### DATASET ###

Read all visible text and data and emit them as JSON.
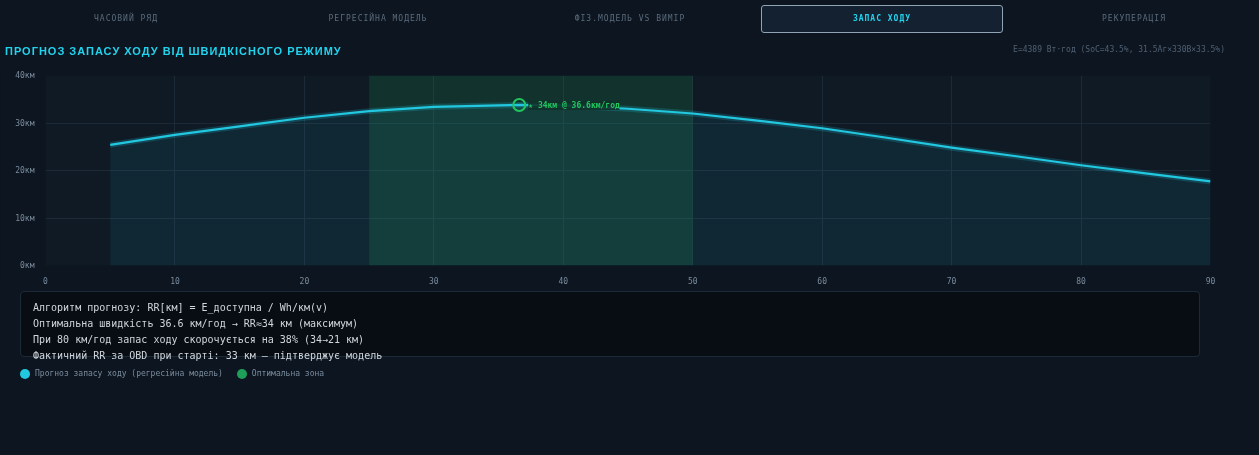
{
  "chart_data": {
    "type": "area",
    "title": "ПРОГНОЗ ЗАПАСУ ХОДУ ВІД ШВИДКІСНОГО РЕЖИМУ",
    "subtitle": "E=4389 Вт·год (SoC=43.5%, 31.5Аг×330В×33.5%)",
    "x": [
      5,
      10,
      15,
      20,
      25,
      30,
      36.6,
      40,
      45,
      50,
      55,
      60,
      65,
      70,
      75,
      80,
      85,
      90
    ],
    "series": [
      {
        "name": "Прогноз запасу ходу (регресійна модель)",
        "color": "#22c8e0",
        "values": [
          25.4,
          27.5,
          29.3,
          31.1,
          32.5,
          33.4,
          33.8,
          33.7,
          33.0,
          32.0,
          30.5,
          28.9,
          26.9,
          24.8,
          23.0,
          21.1,
          19.4,
          17.7
        ]
      },
      {
        "type": "scatter",
        "color": "#22c55e",
        "x": [
          36.6
        ],
        "values": [
          33.8
        ],
        "marker": "circle"
      }
    ],
    "bands": [
      {
        "axis": "x",
        "from": 25,
        "to": 50,
        "label": "Оптимальна зона",
        "color": "#1f9e5a"
      }
    ],
    "xlim": [
      0,
      90
    ],
    "ylim": [
      0,
      40
    ],
    "xticks": [
      0,
      10,
      20,
      30,
      40,
      50,
      60,
      70,
      80,
      90
    ],
    "yticks": [
      {
        "value": 0,
        "label": "0км"
      },
      {
        "value": 10,
        "label": "10км"
      },
      {
        "value": 20,
        "label": "20км"
      },
      {
        "value": 30,
        "label": "30км"
      },
      {
        "value": 40,
        "label": "40км"
      }
    ],
    "grid": true,
    "legend": "bottom left",
    "annotations": [
      {
        "text": "★ 34км @ 36.6км/год",
        "x": 36.6,
        "y": 33.8
      },
      "ЧАСОВИЙ РЯД",
      "РЕГРЕСІЙНА МОДЕЛЬ",
      "ФІЗ.МОДЕЛЬ VS ВИМІР",
      "ЗАПАС ХОДУ",
      "РЕКУПЕРАЦІЯ",
      "Алгоритм прогнозу: RR[км] = E_доступна / Wh/км(v)",
      "Оптимальна швидкість 36.6 км/год → RR≈34 км (максимум)",
      "При 80 км/год запас ходу скорочується на 38% (34→21 км)",
      "Фактичний RR за OBD при старті: 33 км — підтверджує модель"
    ]
  }
}
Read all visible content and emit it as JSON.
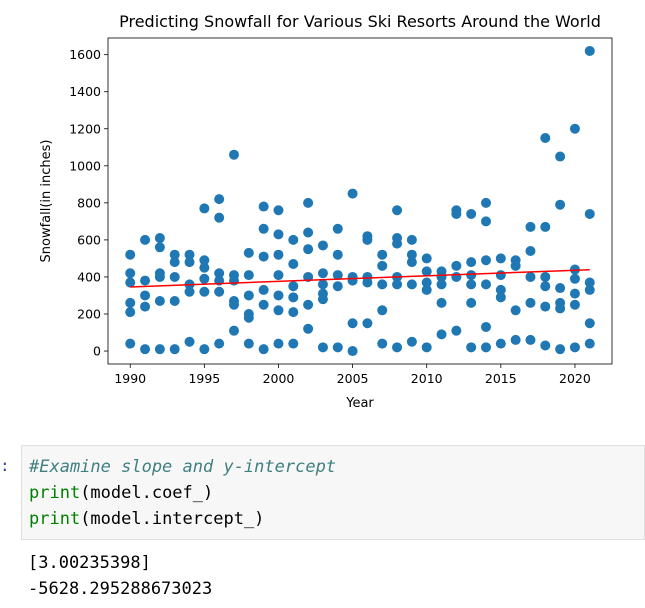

###

- _GOAL_
Omit the pictures. Output every record above word for word.

- _RESPONSE_
Read all visible text and data and emit them as JSON.
{
  "chart_data": {
    "type": "area",
    "title": "ПРОГНОЗ ЗАПАСУ ХОДУ ВІД ШВИДКІСНОГО РЕЖИМУ",
    "subtitle": "E=4389 Вт·год (SoC=43.5%, 31.5Аг×330В×33.5%)",
    "x": [
      5,
      10,
      15,
      20,
      25,
      30,
      36.6,
      40,
      45,
      50,
      55,
      60,
      65,
      70,
      75,
      80,
      85,
      90
    ],
    "series": [
      {
        "name": "Прогноз запасу ходу (регресійна модель)",
        "color": "#22c8e0",
        "values": [
          25.4,
          27.5,
          29.3,
          31.1,
          32.5,
          33.4,
          33.8,
          33.7,
          33.0,
          32.0,
          30.5,
          28.9,
          26.9,
          24.8,
          23.0,
          21.1,
          19.4,
          17.7
        ]
      },
      {
        "type": "scatter",
        "color": "#22c55e",
        "x": [
          36.6
        ],
        "values": [
          33.8
        ],
        "marker": "circle"
      }
    ],
    "bands": [
      {
        "axis": "x",
        "from": 25,
        "to": 50,
        "label": "Оптимальна зона",
        "color": "#1f9e5a"
      }
    ],
    "xlim": [
      0,
      90
    ],
    "ylim": [
      0,
      40
    ],
    "xticks": [
      0,
      10,
      20,
      30,
      40,
      50,
      60,
      70,
      80,
      90
    ],
    "yticks": [
      {
        "value": 0,
        "label": "0км"
      },
      {
        "value": 10,
        "label": "10км"
      },
      {
        "value": 20,
        "label": "20км"
      },
      {
        "value": 30,
        "label": "30км"
      },
      {
        "value": 40,
        "label": "40км"
      }
    ],
    "grid": true,
    "legend": "bottom left",
    "annotations": [
      {
        "text": "★ 34км @ 36.6км/год",
        "x": 36.6,
        "y": 33.8
      },
      "ЧАСОВИЙ РЯД",
      "РЕГРЕСІЙНА МОДЕЛЬ",
      "ФІЗ.МОДЕЛЬ VS ВИМІР",
      "ЗАПАС ХОДУ",
      "РЕКУПЕРАЦІЯ",
      "Алгоритм прогнозу: RR[км] = E_доступна / Wh/км(v)",
      "Оптимальна швидкість 36.6 км/год → RR≈34 км (максимум)",
      "При 80 км/год запас ходу скорочується на 38% (34→21 км)",
      "Фактичний RR за OBD при старті: 33 км — підтверджує модель"
    ]
  }
}
Read all visible content and emit it as JSON.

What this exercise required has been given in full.